(Data entries for graphics)
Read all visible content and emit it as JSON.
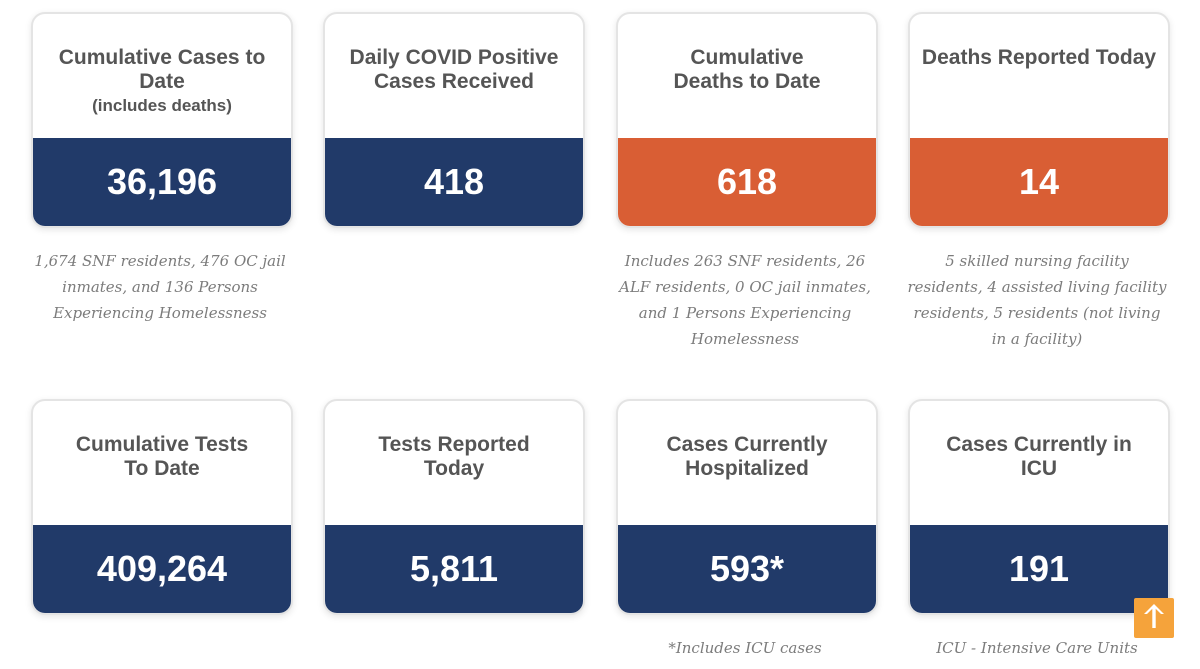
{
  "cards": [
    {
      "title": "Cumulative Cases to Date",
      "subtitle": "(includes deaths)",
      "value": "36,196",
      "color": "#213a69",
      "note": "1,674 SNF residents, 476 OC jail inmates, and 136 Persons Experiencing Homelessness"
    },
    {
      "title": "Daily COVID Positive Cases Received",
      "value": "418",
      "color": "#213a69"
    },
    {
      "title": "Cumulative Deaths to Date",
      "value": "618",
      "color": "#d95e34",
      "note": "Includes 263 SNF residents, 26 ALF residents, 0 OC jail inmates, and 1 Persons Experiencing Homelessness"
    },
    {
      "title": "Deaths Reported Today",
      "value": "14",
      "color": "#d95e34",
      "note": "5 skilled nursing facility residents, 4 assisted living facility residents, 5 residents (not living in a facility)"
    },
    {
      "title": "Cumulative Tests To Date",
      "value": "409,264",
      "color": "#213a69"
    },
    {
      "title": "Tests Reported Today",
      "value": "5,811",
      "color": "#213a69"
    },
    {
      "title": "Cases Currently Hospitalized",
      "value": "593*",
      "color": "#213a69",
      "note": "*Includes ICU cases"
    },
    {
      "title": "Cases Currently in ICU",
      "value": "191",
      "color": "#213a69",
      "note": "ICU - Intensive Care Units"
    }
  ],
  "scroll_top_icon": "arrow-up-icon",
  "scroll_top_color": "#f5a33b"
}
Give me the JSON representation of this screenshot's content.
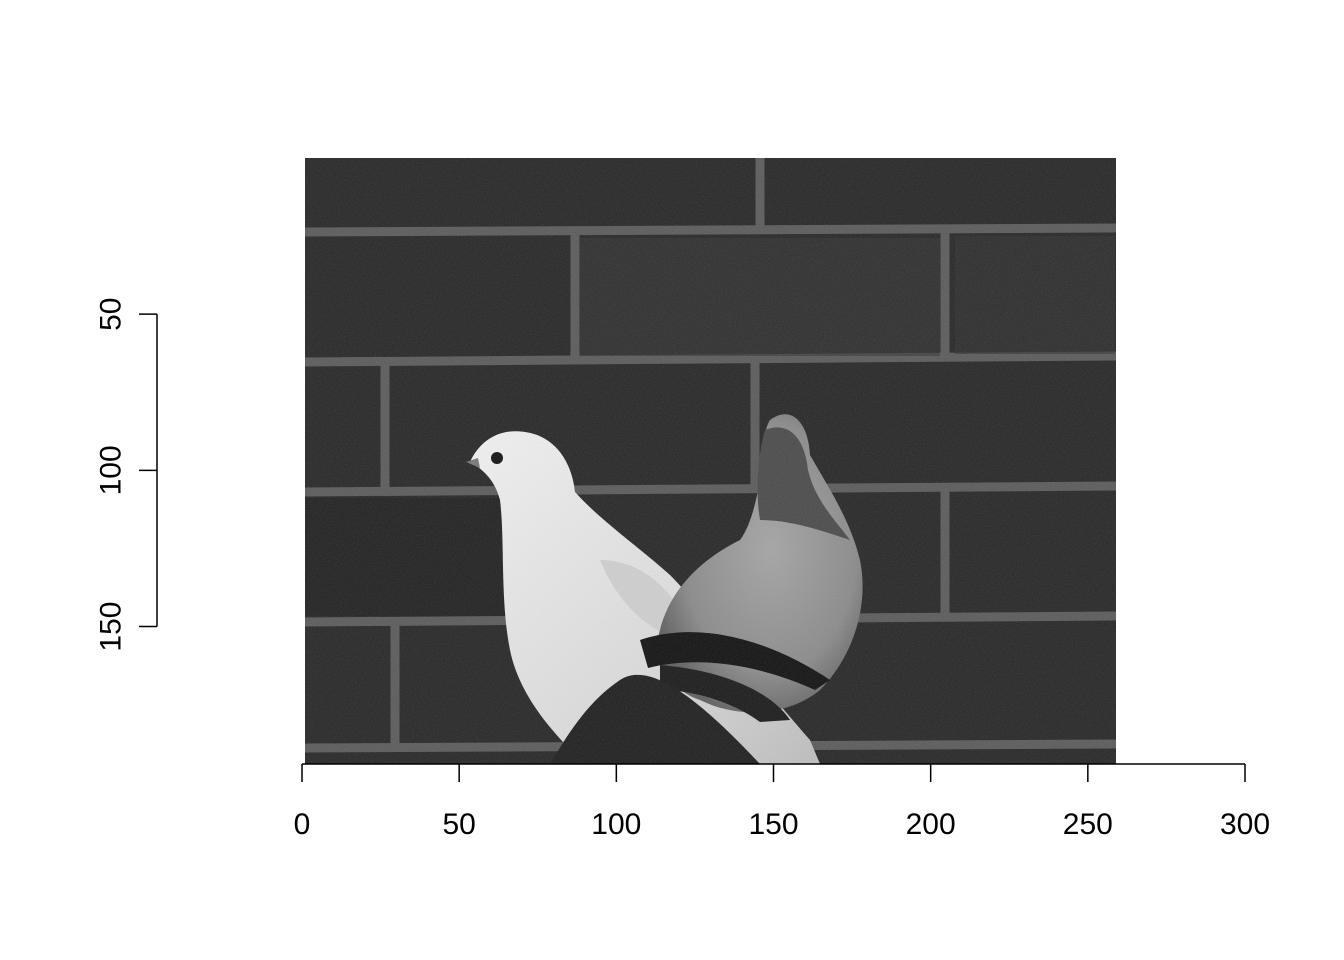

**What to produce:** Transcribe every line in the entries above, taking out only the images.

**Solution to this exercise:**
Read all visible content and emit it as JSON.
{
  "cards": [
    {
      "title": "Cumulative Cases to Date",
      "subtitle": "(includes deaths)",
      "value": "36,196",
      "color": "#213a69",
      "note": "1,674 SNF residents, 476 OC jail inmates, and 136 Persons Experiencing Homelessness"
    },
    {
      "title": "Daily COVID Positive Cases Received",
      "value": "418",
      "color": "#213a69"
    },
    {
      "title": "Cumulative Deaths to Date",
      "value": "618",
      "color": "#d95e34",
      "note": "Includes 263 SNF residents, 26 ALF residents, 0 OC jail inmates, and 1 Persons Experiencing Homelessness"
    },
    {
      "title": "Deaths Reported Today",
      "value": "14",
      "color": "#d95e34",
      "note": "5 skilled nursing facility residents, 4 assisted living facility residents, 5 residents (not living in a facility)"
    },
    {
      "title": "Cumulative Tests To Date",
      "value": "409,264",
      "color": "#213a69"
    },
    {
      "title": "Tests Reported Today",
      "value": "5,811",
      "color": "#213a69"
    },
    {
      "title": "Cases Currently Hospitalized",
      "value": "593*",
      "color": "#213a69",
      "note": "*Includes ICU cases"
    },
    {
      "title": "Cases Currently in ICU",
      "value": "191",
      "color": "#213a69",
      "note": "ICU - Intensive Care Units"
    }
  ],
  "scroll_top_icon": "arrow-up-icon",
  "scroll_top_color": "#f5a33b"
}
Give me the JSON representation of this screenshot's content.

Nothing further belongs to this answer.